**Data:**
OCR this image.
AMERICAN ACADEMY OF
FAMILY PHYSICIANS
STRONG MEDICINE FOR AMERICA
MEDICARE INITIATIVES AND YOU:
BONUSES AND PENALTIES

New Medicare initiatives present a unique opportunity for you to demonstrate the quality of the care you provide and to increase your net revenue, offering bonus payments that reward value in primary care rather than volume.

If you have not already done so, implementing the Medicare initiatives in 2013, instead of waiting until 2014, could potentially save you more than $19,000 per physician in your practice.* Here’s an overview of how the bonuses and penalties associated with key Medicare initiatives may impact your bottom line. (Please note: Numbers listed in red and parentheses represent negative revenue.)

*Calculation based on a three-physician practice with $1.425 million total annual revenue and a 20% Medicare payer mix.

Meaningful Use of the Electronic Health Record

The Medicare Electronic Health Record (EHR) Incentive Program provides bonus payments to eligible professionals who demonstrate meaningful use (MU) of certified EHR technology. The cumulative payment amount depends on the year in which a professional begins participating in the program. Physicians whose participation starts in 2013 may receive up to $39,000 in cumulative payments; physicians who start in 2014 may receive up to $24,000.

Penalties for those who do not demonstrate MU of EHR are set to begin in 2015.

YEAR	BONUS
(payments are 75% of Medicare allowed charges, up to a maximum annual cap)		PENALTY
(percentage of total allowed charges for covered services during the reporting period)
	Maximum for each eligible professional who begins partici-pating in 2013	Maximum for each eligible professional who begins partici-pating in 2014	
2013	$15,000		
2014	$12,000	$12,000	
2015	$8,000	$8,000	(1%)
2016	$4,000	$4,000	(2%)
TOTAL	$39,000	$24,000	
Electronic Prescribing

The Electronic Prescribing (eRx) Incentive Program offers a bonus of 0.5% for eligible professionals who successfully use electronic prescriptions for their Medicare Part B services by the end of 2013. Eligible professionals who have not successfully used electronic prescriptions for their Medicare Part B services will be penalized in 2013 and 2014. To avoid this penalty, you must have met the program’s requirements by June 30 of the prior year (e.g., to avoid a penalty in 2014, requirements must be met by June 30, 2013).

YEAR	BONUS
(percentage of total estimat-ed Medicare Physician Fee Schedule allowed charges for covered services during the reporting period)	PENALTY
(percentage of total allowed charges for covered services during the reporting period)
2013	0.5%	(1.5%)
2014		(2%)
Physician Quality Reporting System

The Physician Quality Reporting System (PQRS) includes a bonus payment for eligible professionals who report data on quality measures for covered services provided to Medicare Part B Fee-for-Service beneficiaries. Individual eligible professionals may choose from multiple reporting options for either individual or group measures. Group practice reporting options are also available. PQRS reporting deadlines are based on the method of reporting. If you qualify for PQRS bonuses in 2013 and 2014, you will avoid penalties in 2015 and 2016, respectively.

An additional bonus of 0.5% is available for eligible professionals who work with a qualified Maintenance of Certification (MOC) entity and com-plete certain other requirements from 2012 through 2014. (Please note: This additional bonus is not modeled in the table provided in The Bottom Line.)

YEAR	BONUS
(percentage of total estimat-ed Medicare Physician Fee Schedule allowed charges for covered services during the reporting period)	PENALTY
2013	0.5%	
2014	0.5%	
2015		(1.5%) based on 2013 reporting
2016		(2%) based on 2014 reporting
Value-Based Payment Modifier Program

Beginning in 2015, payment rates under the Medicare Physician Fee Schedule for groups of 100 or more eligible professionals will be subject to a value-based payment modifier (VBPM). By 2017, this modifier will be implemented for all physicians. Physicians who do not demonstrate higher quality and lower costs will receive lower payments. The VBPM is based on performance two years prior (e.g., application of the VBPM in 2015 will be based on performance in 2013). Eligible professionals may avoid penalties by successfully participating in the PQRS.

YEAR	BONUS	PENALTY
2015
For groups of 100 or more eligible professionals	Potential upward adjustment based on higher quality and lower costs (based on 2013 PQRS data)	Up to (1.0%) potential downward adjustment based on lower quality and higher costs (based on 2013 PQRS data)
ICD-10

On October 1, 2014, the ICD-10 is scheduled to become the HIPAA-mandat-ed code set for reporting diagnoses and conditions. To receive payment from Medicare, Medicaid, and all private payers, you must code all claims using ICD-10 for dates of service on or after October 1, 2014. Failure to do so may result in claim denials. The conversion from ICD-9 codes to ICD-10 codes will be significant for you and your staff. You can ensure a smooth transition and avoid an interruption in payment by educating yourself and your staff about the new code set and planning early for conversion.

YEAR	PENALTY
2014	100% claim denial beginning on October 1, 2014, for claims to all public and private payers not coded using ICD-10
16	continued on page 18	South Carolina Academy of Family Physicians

**What is expected:**
The records above should be repeated in full, exactly as given.

**Answer in full:**
OCR this image.
AMERICAN ACADEMY OF
FAMILY PHYSICIANS
STRONG MEDICINE FOR AMERICA
MEDICARE INITIATIVES AND YOU:
BONUSES AND PENALTIES

New Medicare initiatives present a unique opportunity for you to demonstrate the quality of the care you provide and to increase your net revenue, offering bonus payments that reward value in primary care rather than volume.

If you have not already done so, implementing the Medicare initiatives in 2013, instead of waiting until 2014, could potentially save you more than $19,000 per physician in your practice.* Here’s an overview of how the bonuses and penalties associated with key Medicare initiatives may impact your bottom line. (Please note: Numbers listed in red and parentheses represent negative revenue.)

*Calculation based on a three-physician practice with $1.425 million total annual revenue and a 20% Medicare payer mix.

Meaningful Use of the Electronic Health Record

The Medicare Electronic Health Record (EHR) Incentive Program provides bonus payments to eligible professionals who demonstrate meaningful use (MU) of certified EHR technology. The cumulative payment amount depends on the year in which a professional begins participating in the program. Physicians whose participation starts in 2013 may receive up to $39,000 in cumulative payments; physicians who start in 2014 may receive up to $24,000.

Penalties for those who do not demonstrate MU of EHR are set to begin in 2015.

YEAR	BONUS
(payments are 75% of Medicare allowed charges, up to a maximum annual cap)		PENALTY
(percentage of total allowed charges for covered services during the reporting period)
	Maximum for each eligible professional who begins partici-pating in 2013	Maximum for each eligible professional who begins partici-pating in 2014	
2013	$15,000		
2014	$12,000	$12,000	
2015	$8,000	$8,000	(1%)
2016	$4,000	$4,000	(2%)
TOTAL	$39,000	$24,000	
Electronic Prescribing

The Electronic Prescribing (eRx) Incentive Program offers a bonus of 0.5% for eligible professionals who successfully use electronic prescriptions for their Medicare Part B services by the end of 2013. Eligible professionals who have not successfully used electronic prescriptions for their Medicare Part B services will be penalized in 2013 and 2014. To avoid this penalty, you must have met the program’s requirements by June 30 of the prior year (e.g., to avoid a penalty in 2014, requirements must be met by June 30, 2013).

YEAR	BONUS
(percentage of total estimat-ed Medicare Physician Fee Schedule allowed charges for covered services during the reporting period)	PENALTY
(percentage of total allowed charges for covered services during the reporting period)
2013	0.5%	(1.5%)
2014		(2%)
Physician Quality Reporting System

The Physician Quality Reporting System (PQRS) includes a bonus payment for eligible professionals who report data on quality measures for covered services provided to Medicare Part B Fee-for-Service beneficiaries. Individual eligible professionals may choose from multiple reporting options for either individual or group measures. Group practice reporting options are also available. PQRS reporting deadlines are based on the method of reporting. If you qualify for PQRS bonuses in 2013 and 2014, you will avoid penalties in 2015 and 2016, respectively.

An additional bonus of 0.5% is available for eligible professionals who work with a qualified Maintenance of Certification (MOC) entity and com-plete certain other requirements from 2012 through 2014. (Please note: This additional bonus is not modeled in the table provided in The Bottom Line.)

YEAR	BONUS
(percentage of total estimat-ed Medicare Physician Fee Schedule allowed charges for covered services during the reporting period)	PENALTY
2013	0.5%	
2014	0.5%	
2015		(1.5%) based on 2013 reporting
2016		(2%) based on 2014 reporting
Value-Based Payment Modifier Program

Beginning in 2015, payment rates under the Medicare Physician Fee Schedule for groups of 100 or more eligible professionals will be subject to a value-based payment modifier (VBPM). By 2017, this modifier will be implemented for all physicians. Physicians who do not demonstrate higher quality and lower costs will receive lower payments. The VBPM is based on performance two years prior (e.g., application of the VBPM in 2015 will be based on performance in 2013). Eligible professionals may avoid penalties by successfully participating in the PQRS.

YEAR	BONUS	PENALTY
2015
For groups of 100 or more eligible professionals	Potential upward adjustment based on higher quality and lower costs (based on 2013 PQRS data)	Up to (1.0%) potential downward adjustment based on lower quality and higher costs (based on 2013 PQRS data)
ICD-10

On October 1, 2014, the ICD-10 is scheduled to become the HIPAA-mandat-ed code set for reporting diagnoses and conditions. To receive payment from Medicare, Medicaid, and all private payers, you must code all claims using ICD-10 for dates of service on or after October 1, 2014. Failure to do so may result in claim denials. The conversion from ICD-9 codes to ICD-10 codes will be significant for you and your staff. You can ensure a smooth transition and avoid an interruption in payment by educating yourself and your staff about the new code set and planning early for conversion.

YEAR	PENALTY
2014	100% claim denial beginning on October 1, 2014, for claims to all public and private payers not coded using ICD-10
16	continued on page 18	South Carolina Academy of Family Physicians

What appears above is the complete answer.